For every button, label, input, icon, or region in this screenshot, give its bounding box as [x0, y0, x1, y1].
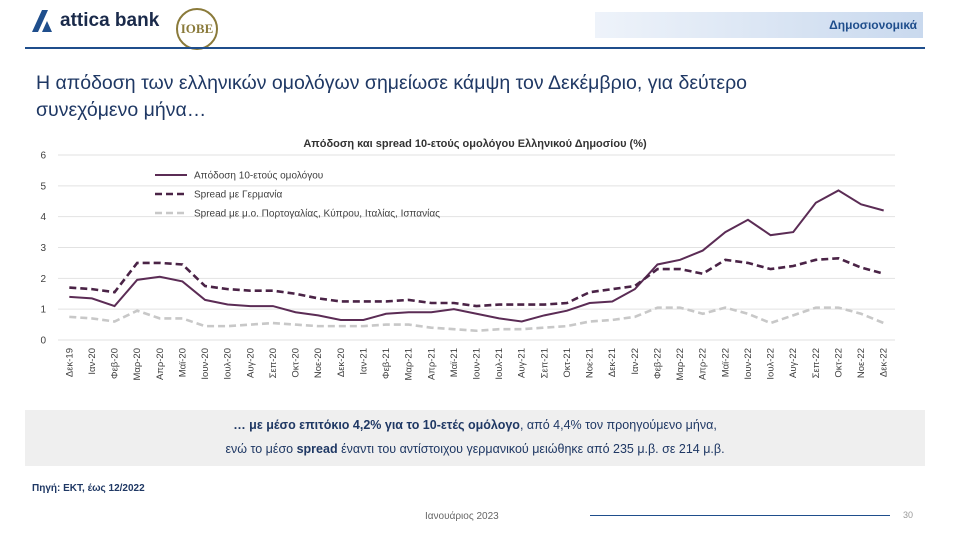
- x-tick-label: Σεπ-21: [539, 348, 550, 378]
- x-tick-label: Απρ-20: [155, 348, 166, 380]
- x-tick-label: Σεπ-22: [811, 348, 822, 378]
- x-tick-label: Νοε-22: [856, 348, 867, 378]
- header-rule: [25, 47, 925, 49]
- legend-label: Spread με μ.ο. Πορτογαλίας, Κύπρου, Ιταλ…: [194, 208, 440, 220]
- x-tick-label: Μαρ-22: [675, 348, 686, 381]
- series-line: [69, 306, 885, 333]
- y-tick-label: 3: [40, 243, 46, 254]
- x-tick-label: Οκτ-20: [291, 348, 302, 378]
- x-tick-label: Αυγ-20: [245, 348, 256, 378]
- y-tick-label: 2: [40, 274, 46, 285]
- x-tick-label: Δεκ-21: [607, 348, 618, 377]
- summary-line: … με μέσο επιτόκιο 4,2% για το 10-ετές ο…: [25, 413, 925, 437]
- x-tick-label: Μαρ-20: [132, 348, 143, 381]
- x-tick-label: Αυγ-22: [788, 348, 799, 378]
- brand-name: attica bank: [60, 10, 160, 31]
- summary-box: … με μέσο επιτόκιο 4,2% για το 10-ετές ο…: [25, 410, 925, 466]
- title-line: συνεχόμενο μήνα…: [36, 99, 207, 121]
- legend-label: Spread με Γερμανία: [194, 189, 282, 201]
- x-tick-label: Μαϊ-21: [449, 348, 460, 377]
- page-number: 30: [903, 510, 914, 520]
- x-tick-label: Δεκ-19: [64, 348, 75, 377]
- section-label: Δημοσιονομικά: [595, 12, 923, 38]
- footer-rule: [590, 515, 890, 516]
- x-tick-label: Νοε-21: [585, 348, 596, 378]
- x-tick-label: Ιουν-21: [472, 348, 483, 380]
- summary-text: , από 4,4% τον προηγούμενο μήνα,: [519, 418, 717, 432]
- x-tick-label: Μαϊ-22: [720, 348, 731, 377]
- x-tick-label: Νοε-20: [313, 348, 324, 378]
- summary-text: ενώ το μέσο: [225, 442, 297, 456]
- x-tick-label: Ιαν-20: [87, 348, 98, 375]
- y-tick-label: 5: [40, 181, 46, 192]
- summary-line: ενώ το μέσο spread έναντι του αντίστοιχο…: [25, 437, 925, 461]
- chart: Απόδοση και spread 10-ετούς ομολόγου Ελλ…: [40, 138, 895, 381]
- x-tick-label: Δεκ-20: [336, 348, 347, 377]
- x-tick-label: Φεβ-22: [652, 348, 663, 379]
- x-tick-label: Ιουλ-22: [766, 348, 777, 380]
- chart-title: Απόδοση και spread 10-ετούς ομολόγου Ελλ…: [303, 138, 647, 150]
- y-tick-label: 0: [40, 336, 46, 347]
- x-tick-label: Φεβ-21: [381, 348, 392, 379]
- x-tick-label: Ιαν-21: [358, 348, 369, 375]
- x-tick-label: Δεκ-22: [879, 348, 890, 377]
- x-tick-label: Απρ-21: [426, 348, 437, 380]
- summary-text: … με μέσο επιτόκιο 4,2% για το 10-ετές ο…: [233, 418, 520, 432]
- brand-logo: attica bank: [28, 8, 159, 34]
- partner-logo: ΙΟΒΕ: [176, 8, 218, 50]
- x-tick-label: Ιουλ-20: [223, 348, 234, 380]
- legend-label: Απόδοση 10-ετούς ομολόγου: [194, 170, 323, 182]
- x-tick-label: Οκτ-21: [562, 348, 573, 378]
- summary-text: έναντι του αντίστοιχου γερμανικού μειώθη…: [337, 442, 725, 456]
- series-line: [69, 256, 885, 308]
- x-tick-label: Μαϊ-20: [177, 348, 188, 377]
- x-tick-label: Ιαν-22: [630, 348, 641, 375]
- x-tick-label: Ιουν-22: [743, 348, 754, 380]
- x-tick-label: Σεπ-20: [268, 348, 279, 378]
- footer-date: Ιανουάριος 2023: [425, 511, 499, 522]
- x-tick-label: Μαρ-21: [404, 348, 415, 381]
- x-tick-label: Οκτ-22: [833, 348, 844, 378]
- x-tick-label: Απρ-22: [698, 348, 709, 380]
- x-tick-label: Φεβ-20: [110, 348, 121, 379]
- source: Πηγή: ΕΚΤ, έως 12/2022: [32, 483, 145, 494]
- slide-title: Η απόδοση των ελληνικών ομολόγων σημείωσ…: [36, 70, 926, 124]
- summary-text: spread: [296, 442, 338, 456]
- x-tick-label: Αυγ-21: [517, 348, 528, 378]
- title-line: Η απόδοση των ελληνικών ομολόγων σημείωσ…: [36, 72, 748, 94]
- y-tick-label: 6: [40, 151, 46, 162]
- y-tick-label: 1: [40, 305, 46, 316]
- brand-icon: [32, 10, 52, 32]
- x-tick-label: Ιουλ-21: [494, 348, 505, 380]
- y-tick-label: 4: [40, 212, 46, 223]
- x-tick-label: Ιουν-20: [200, 348, 211, 380]
- series-line: [69, 189, 884, 323]
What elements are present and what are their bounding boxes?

## Exercise aim
Can you repeat the stretch of lines from the one containing "- x-tick-label: Σεπ-21: [539, 348, 550, 378]" through the one containing "- x-tick-label: Απρ-21: [426, 348, 437, 380]", both included, exactly as they appear?

## Correct result
- x-tick-label: Σεπ-21: [539, 348, 550, 378]
- x-tick-label: Απρ-20: [155, 348, 166, 380]
- x-tick-label: Σεπ-22: [811, 348, 822, 378]
- x-tick-label: Νοε-22: [856, 348, 867, 378]
- header-rule: [25, 47, 925, 49]
- legend-label: Spread με μ.ο. Πορτογαλίας, Κύπρου, Ιταλ…: [194, 208, 440, 220]
- x-tick-label: Μαρ-22: [675, 348, 686, 381]
- series-line: [69, 306, 885, 333]
- y-tick-label: 3: [40, 243, 46, 254]
- x-tick-label: Οκτ-20: [291, 348, 302, 378]
- x-tick-label: Αυγ-20: [245, 348, 256, 378]
- y-tick-label: 2: [40, 274, 46, 285]
- x-tick-label: Δεκ-21: [607, 348, 618, 377]
- summary-line: … με μέσο επιτόκιο 4,2% για το 10-ετές ο…: [25, 413, 925, 437]
- x-tick-label: Μαρ-20: [132, 348, 143, 381]
- x-tick-label: Αυγ-22: [788, 348, 799, 378]
- brand-name: attica bank: [60, 10, 160, 31]
- summary-box: … με μέσο επιτόκιο 4,2% για το 10-ετές ο…: [25, 410, 925, 466]
- title-line: συνεχόμενο μήνα…: [36, 99, 207, 121]
- legend-label: Spread με Γερμανία: [194, 189, 282, 201]
- x-tick-label: Μαϊ-21: [449, 348, 460, 377]
- page-number: 30: [903, 510, 914, 520]
- x-tick-label: Δεκ-19: [64, 348, 75, 377]
- section-label: Δημοσιονομικά: [595, 12, 923, 38]
- footer-rule: [590, 515, 890, 516]
- x-tick-label: Νοε-21: [585, 348, 596, 378]
- x-tick-label: Ιουν-21: [472, 348, 483, 380]
- summary-text: , από 4,4% τον προηγούμενο μήνα,: [519, 418, 717, 432]
- x-tick-label: Μαϊ-22: [720, 348, 731, 377]
- x-tick-label: Νοε-20: [313, 348, 324, 378]
- summary-text: ενώ το μέσο: [225, 442, 297, 456]
- x-tick-label: Ιαν-20: [87, 348, 98, 375]
- y-tick-label: 5: [40, 181, 46, 192]
- summary-line: ενώ το μέσο spread έναντι του αντίστοιχο…: [25, 437, 925, 461]
- chart: Απόδοση και spread 10-ετούς ομολόγου Ελλ…: [40, 138, 895, 381]
- x-tick-label: Δεκ-20: [336, 348, 347, 377]
- x-tick-label: Φεβ-22: [652, 348, 663, 379]
- x-tick-label: Ιουλ-22: [766, 348, 777, 380]
- chart-title: Απόδοση και spread 10-ετούς ομολόγου Ελλ…: [303, 138, 647, 150]
- y-tick-label: 0: [40, 336, 46, 347]
- x-tick-label: Φεβ-21: [381, 348, 392, 379]
- x-tick-label: Ιαν-21: [358, 348, 369, 375]
- x-tick-label: Δεκ-22: [879, 348, 890, 377]
- x-tick-label: Απρ-21: [426, 348, 437, 380]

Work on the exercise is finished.